▶ Given records:
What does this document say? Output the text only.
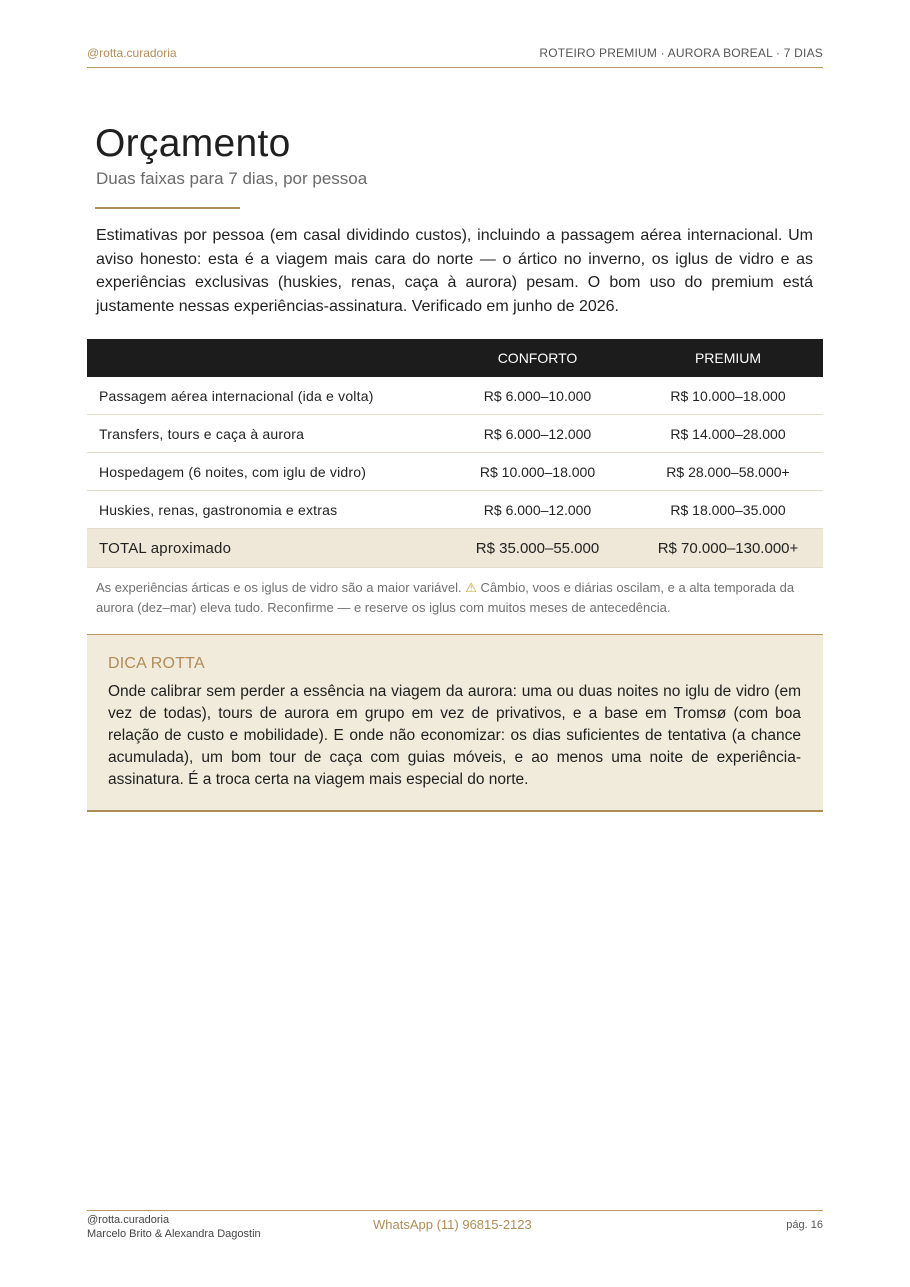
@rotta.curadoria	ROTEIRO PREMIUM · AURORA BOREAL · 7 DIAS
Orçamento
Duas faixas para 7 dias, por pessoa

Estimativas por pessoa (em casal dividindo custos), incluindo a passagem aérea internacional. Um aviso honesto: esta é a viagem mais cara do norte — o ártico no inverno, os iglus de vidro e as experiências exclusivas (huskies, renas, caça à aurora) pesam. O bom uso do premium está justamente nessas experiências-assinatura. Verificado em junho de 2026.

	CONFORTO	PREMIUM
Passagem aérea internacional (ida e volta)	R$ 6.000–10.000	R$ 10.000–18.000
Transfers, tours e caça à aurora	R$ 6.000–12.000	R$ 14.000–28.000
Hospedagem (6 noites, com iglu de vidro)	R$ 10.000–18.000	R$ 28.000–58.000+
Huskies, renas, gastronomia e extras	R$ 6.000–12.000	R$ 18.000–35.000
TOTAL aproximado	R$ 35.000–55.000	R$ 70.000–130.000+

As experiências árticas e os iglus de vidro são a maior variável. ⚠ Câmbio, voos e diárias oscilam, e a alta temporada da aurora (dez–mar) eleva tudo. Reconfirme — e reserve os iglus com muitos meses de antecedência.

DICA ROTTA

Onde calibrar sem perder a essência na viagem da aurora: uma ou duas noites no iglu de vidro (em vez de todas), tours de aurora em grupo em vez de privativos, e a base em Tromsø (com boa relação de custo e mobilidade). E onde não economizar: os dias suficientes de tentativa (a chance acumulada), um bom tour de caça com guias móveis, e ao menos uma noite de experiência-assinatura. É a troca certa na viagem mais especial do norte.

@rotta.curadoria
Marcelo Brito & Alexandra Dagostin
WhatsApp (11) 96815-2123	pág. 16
==
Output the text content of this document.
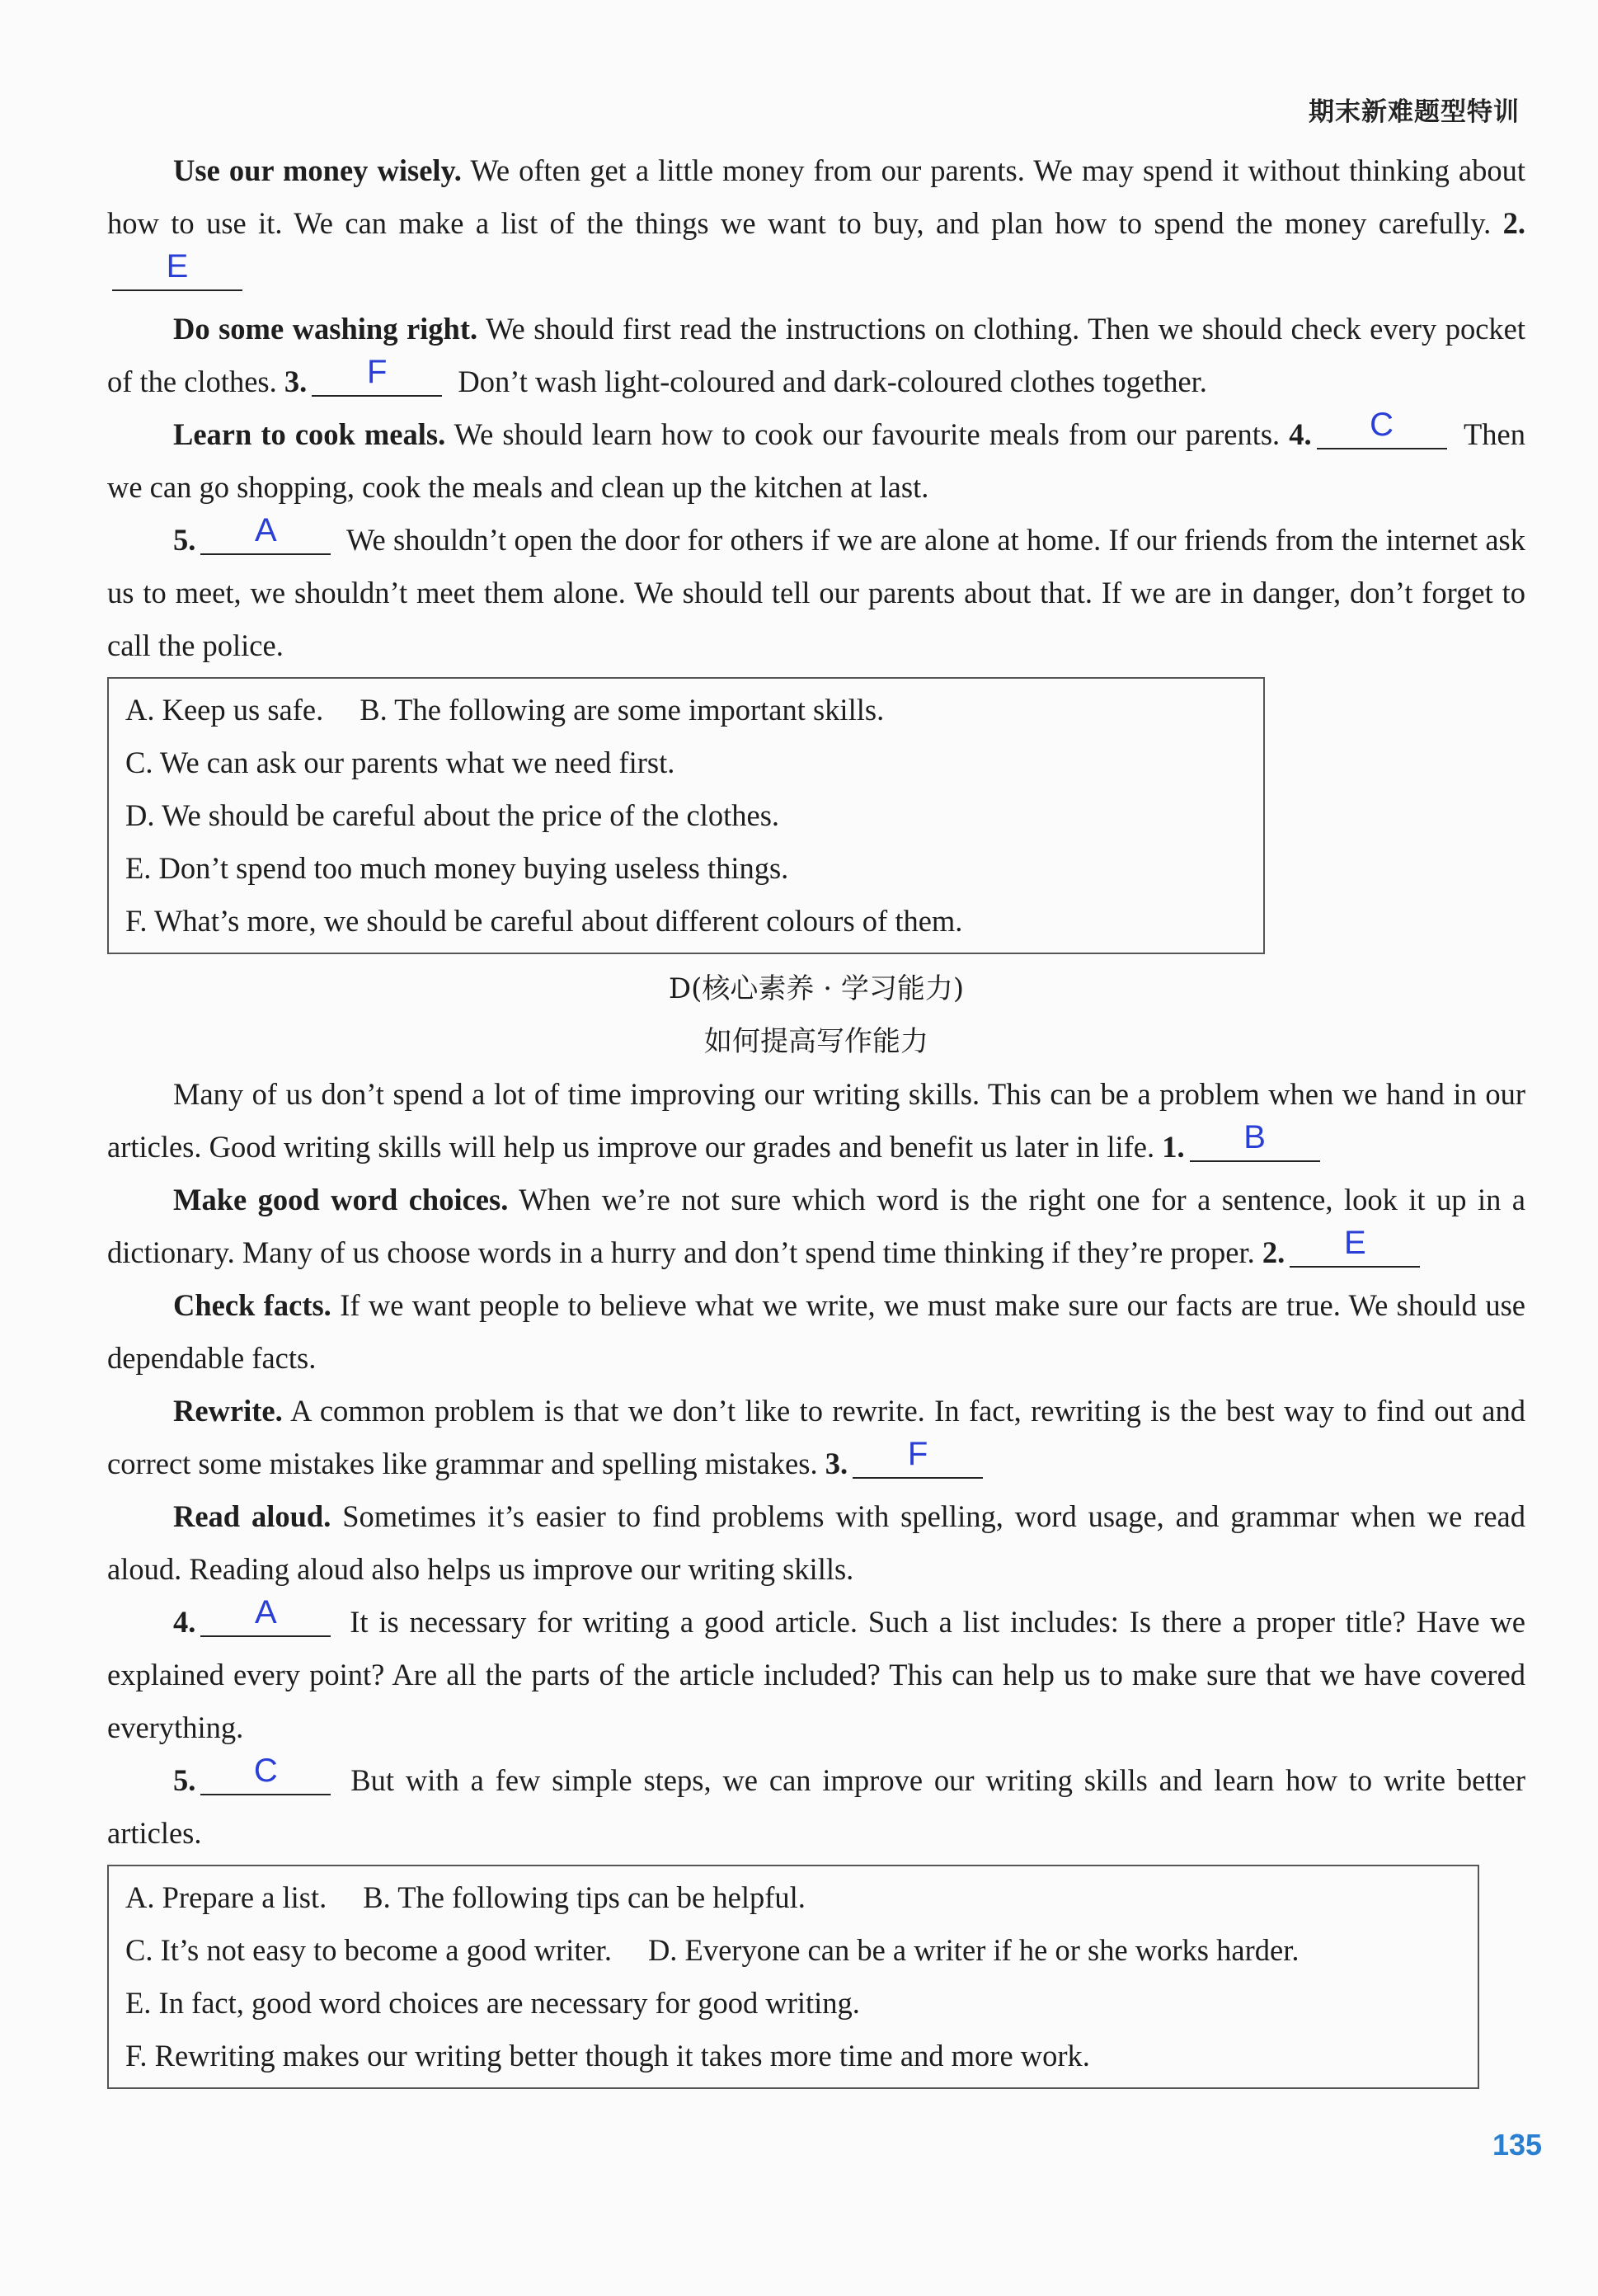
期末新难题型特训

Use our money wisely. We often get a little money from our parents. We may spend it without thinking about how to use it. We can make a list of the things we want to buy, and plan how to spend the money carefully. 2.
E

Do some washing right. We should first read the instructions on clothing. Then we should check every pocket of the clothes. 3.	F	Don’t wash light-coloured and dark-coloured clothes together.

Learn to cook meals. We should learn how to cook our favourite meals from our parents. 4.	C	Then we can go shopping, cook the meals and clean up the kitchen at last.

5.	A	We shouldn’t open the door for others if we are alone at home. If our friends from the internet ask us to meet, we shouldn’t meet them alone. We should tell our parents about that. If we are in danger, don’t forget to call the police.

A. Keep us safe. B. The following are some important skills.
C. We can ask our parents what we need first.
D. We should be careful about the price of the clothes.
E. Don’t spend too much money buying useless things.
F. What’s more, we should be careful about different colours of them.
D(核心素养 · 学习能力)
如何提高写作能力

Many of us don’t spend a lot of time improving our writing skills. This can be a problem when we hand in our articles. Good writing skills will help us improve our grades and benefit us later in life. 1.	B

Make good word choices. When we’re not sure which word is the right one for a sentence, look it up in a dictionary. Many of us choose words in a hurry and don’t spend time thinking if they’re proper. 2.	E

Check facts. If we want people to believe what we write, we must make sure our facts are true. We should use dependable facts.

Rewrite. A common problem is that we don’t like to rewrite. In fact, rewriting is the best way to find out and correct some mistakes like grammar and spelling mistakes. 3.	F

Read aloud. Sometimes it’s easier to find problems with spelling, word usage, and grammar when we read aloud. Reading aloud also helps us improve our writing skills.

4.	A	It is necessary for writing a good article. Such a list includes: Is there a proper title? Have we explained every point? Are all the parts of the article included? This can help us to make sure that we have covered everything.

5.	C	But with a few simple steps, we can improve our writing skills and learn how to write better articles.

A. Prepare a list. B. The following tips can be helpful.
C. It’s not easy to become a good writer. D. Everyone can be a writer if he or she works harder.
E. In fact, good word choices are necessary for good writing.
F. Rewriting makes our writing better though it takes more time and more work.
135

▶ Task:
Return each line with "document".

▶ Correct response:
What does this document say? Output the text only.
Output the text content of this document.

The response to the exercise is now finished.